# To be done
Review the listing and copy each line that holds the word "rgba".

Figure data in JSON:
★ ★ ★
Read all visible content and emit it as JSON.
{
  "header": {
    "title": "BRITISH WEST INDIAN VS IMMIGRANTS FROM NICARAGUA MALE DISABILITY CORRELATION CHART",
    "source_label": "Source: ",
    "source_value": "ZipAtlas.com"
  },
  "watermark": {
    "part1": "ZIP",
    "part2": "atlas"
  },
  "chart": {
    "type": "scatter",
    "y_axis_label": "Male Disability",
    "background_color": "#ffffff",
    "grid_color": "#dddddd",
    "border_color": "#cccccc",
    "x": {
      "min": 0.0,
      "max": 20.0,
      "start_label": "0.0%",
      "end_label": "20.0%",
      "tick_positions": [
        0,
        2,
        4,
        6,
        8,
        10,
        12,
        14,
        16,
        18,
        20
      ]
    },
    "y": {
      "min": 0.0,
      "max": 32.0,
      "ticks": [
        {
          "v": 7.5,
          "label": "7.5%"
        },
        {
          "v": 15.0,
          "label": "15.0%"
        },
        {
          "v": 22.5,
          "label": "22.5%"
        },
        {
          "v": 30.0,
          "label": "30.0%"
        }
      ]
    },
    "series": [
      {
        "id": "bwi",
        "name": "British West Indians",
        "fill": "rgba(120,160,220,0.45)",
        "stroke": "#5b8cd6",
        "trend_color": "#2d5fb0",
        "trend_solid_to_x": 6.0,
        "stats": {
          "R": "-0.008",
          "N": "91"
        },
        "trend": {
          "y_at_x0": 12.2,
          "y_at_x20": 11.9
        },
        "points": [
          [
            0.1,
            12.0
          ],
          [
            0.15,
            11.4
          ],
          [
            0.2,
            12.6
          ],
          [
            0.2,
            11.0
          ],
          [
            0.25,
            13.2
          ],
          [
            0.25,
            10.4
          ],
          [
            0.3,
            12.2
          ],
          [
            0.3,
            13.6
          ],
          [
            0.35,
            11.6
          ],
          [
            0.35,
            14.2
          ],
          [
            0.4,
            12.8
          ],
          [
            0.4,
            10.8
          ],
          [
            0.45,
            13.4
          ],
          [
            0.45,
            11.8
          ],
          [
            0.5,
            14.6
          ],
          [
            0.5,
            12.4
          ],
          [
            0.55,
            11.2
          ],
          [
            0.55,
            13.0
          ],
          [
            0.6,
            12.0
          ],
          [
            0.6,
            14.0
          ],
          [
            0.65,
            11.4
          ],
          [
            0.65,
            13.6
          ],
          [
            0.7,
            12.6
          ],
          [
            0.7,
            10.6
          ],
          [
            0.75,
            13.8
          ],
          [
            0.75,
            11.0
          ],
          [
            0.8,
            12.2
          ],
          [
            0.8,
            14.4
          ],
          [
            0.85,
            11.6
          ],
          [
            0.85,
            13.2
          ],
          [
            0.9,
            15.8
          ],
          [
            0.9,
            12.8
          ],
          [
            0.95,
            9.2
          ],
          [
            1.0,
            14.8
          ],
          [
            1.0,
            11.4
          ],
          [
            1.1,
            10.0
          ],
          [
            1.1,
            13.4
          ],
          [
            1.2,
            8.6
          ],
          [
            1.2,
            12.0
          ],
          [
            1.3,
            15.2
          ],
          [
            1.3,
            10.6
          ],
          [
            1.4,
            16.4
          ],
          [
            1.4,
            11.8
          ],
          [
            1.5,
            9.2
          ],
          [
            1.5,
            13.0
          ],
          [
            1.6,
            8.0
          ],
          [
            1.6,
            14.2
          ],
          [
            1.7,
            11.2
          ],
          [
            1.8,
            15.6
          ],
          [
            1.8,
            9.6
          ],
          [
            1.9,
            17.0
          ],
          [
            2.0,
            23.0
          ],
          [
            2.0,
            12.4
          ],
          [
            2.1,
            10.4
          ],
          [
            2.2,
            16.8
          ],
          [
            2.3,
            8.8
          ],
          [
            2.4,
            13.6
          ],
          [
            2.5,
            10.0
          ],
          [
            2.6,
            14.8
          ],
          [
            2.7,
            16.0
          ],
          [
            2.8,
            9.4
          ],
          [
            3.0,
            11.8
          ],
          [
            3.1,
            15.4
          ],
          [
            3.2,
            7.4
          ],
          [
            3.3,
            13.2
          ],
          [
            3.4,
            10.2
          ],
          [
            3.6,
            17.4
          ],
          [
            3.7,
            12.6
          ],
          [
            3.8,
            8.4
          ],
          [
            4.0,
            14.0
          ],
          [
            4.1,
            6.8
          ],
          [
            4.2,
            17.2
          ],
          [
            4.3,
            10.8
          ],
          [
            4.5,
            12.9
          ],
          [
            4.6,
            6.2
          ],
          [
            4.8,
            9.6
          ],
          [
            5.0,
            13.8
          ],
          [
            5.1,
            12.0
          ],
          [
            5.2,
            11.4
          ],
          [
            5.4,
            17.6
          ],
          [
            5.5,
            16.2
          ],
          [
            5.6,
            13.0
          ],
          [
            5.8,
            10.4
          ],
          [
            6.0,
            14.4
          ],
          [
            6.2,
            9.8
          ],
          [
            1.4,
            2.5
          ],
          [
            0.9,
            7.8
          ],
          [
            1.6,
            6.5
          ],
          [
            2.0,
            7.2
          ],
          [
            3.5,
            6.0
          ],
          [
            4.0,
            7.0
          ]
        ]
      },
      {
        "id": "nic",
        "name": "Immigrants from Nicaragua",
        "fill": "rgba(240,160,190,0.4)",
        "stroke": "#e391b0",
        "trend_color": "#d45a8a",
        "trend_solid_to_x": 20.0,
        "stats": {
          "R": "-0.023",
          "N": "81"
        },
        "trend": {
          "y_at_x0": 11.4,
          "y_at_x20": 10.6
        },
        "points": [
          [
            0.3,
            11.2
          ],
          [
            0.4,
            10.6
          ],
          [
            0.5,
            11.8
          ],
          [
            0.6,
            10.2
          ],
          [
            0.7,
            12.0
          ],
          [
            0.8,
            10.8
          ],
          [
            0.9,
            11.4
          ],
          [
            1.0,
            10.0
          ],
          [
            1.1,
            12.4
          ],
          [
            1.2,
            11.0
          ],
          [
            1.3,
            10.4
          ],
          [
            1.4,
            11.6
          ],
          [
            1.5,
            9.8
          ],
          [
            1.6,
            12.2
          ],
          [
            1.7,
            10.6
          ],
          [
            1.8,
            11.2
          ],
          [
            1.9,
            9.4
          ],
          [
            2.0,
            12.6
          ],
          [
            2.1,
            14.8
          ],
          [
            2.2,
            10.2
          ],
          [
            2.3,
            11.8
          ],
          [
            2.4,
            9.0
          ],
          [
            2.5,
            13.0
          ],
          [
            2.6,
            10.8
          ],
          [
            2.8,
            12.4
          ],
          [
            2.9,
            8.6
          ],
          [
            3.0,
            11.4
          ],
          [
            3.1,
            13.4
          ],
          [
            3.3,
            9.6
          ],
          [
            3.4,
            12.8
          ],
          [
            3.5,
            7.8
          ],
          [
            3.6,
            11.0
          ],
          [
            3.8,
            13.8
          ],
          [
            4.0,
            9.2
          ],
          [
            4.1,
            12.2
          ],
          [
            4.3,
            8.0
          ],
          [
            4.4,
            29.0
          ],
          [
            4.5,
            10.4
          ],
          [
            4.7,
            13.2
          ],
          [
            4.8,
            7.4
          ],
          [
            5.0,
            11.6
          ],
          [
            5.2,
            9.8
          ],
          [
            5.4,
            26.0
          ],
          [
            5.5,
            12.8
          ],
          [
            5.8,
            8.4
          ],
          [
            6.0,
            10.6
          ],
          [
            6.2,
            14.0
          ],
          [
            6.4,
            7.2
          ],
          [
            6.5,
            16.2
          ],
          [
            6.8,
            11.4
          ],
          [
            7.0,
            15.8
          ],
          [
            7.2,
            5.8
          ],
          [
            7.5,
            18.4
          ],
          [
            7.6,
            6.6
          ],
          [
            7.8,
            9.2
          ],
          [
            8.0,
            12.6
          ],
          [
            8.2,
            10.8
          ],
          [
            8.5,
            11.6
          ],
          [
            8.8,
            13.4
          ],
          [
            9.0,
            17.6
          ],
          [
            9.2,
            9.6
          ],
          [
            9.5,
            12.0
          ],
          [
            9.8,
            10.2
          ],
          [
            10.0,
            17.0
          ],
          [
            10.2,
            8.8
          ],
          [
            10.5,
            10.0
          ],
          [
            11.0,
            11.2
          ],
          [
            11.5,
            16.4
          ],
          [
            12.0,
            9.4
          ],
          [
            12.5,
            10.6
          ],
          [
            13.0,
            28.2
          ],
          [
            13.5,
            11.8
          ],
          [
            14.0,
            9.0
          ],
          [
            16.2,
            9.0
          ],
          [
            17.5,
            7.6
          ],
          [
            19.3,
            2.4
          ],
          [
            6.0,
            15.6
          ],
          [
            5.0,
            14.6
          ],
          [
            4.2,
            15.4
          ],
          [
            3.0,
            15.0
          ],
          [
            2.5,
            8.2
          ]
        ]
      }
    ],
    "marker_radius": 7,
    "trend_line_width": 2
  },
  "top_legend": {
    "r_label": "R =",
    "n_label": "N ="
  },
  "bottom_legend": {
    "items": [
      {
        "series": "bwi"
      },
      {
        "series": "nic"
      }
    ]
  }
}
★ ★ ★
# Result of the exercise
        "fill": "rgba(120,160,220,0.45)",
        "fill": "rgba(240,160,190,0.4)",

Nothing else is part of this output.